◆ Work to do
From the entries below, count every line that contains the word "dira". Please give the number and nothing else.

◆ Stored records

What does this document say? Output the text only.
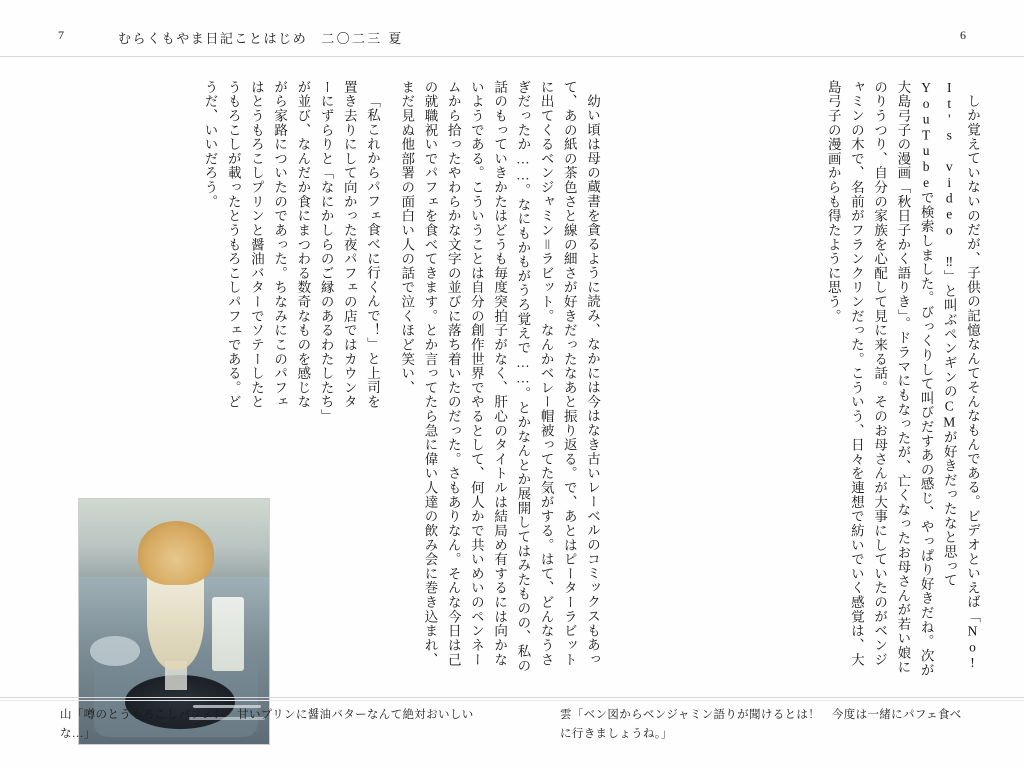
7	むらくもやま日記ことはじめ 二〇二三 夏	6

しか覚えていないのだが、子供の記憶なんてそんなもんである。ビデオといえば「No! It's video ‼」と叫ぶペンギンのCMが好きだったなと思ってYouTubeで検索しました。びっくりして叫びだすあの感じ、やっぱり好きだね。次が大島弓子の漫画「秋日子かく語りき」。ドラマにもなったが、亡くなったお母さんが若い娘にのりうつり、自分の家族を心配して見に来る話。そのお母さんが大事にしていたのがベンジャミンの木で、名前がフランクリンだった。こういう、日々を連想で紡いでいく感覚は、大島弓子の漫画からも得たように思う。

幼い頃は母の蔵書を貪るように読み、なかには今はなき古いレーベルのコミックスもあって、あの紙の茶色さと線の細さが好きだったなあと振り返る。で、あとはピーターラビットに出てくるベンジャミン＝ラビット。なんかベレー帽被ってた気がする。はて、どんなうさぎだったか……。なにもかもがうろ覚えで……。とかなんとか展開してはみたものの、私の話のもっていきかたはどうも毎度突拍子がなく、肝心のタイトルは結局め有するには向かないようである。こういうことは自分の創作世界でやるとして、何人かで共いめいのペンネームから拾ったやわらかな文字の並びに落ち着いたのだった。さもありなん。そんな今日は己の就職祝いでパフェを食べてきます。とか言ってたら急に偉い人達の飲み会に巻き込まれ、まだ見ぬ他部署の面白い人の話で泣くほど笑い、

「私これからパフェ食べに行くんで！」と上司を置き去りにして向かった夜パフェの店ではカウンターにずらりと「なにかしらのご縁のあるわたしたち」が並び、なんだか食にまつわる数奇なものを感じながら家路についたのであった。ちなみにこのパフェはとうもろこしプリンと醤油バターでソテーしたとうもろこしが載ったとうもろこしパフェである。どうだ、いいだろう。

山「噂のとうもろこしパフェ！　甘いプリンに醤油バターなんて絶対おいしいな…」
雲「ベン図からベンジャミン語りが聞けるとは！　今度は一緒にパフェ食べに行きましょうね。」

---

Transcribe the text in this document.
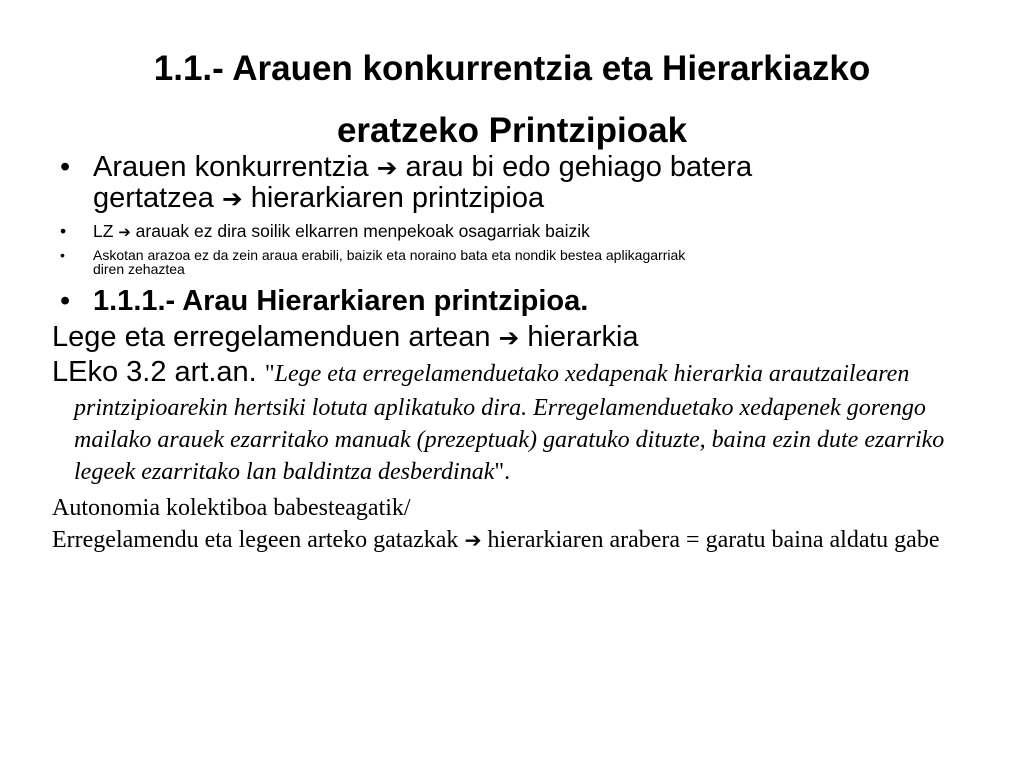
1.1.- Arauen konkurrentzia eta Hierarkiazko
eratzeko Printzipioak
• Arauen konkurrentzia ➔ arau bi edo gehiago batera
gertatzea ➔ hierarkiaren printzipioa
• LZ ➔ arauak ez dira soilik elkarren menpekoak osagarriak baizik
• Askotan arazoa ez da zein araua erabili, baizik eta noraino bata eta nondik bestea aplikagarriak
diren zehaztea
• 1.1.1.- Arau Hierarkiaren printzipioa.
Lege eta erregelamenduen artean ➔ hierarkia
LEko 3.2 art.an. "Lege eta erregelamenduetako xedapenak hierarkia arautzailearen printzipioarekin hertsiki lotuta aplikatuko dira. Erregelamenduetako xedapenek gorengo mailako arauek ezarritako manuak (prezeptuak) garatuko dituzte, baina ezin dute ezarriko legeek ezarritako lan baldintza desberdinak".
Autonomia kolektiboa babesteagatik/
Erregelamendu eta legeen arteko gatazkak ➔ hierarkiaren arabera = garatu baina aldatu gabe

==

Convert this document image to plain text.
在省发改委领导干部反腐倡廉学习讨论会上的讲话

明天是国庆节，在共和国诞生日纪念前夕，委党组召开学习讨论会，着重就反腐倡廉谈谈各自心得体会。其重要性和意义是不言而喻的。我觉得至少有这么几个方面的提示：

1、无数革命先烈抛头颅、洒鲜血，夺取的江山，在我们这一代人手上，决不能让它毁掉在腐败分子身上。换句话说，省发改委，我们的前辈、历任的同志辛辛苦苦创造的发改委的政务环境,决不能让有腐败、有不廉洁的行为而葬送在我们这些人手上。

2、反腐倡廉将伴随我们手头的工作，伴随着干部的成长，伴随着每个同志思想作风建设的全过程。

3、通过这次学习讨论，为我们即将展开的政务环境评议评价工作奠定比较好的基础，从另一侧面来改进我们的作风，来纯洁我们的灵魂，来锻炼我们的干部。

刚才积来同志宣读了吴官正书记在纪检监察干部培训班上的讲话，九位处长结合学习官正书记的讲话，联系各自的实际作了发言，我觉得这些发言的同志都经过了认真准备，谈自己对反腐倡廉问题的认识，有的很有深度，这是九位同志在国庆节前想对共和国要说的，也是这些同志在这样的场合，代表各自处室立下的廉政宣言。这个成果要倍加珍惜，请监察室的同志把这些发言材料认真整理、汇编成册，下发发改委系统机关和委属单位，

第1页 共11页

◆ Solution for this problem
2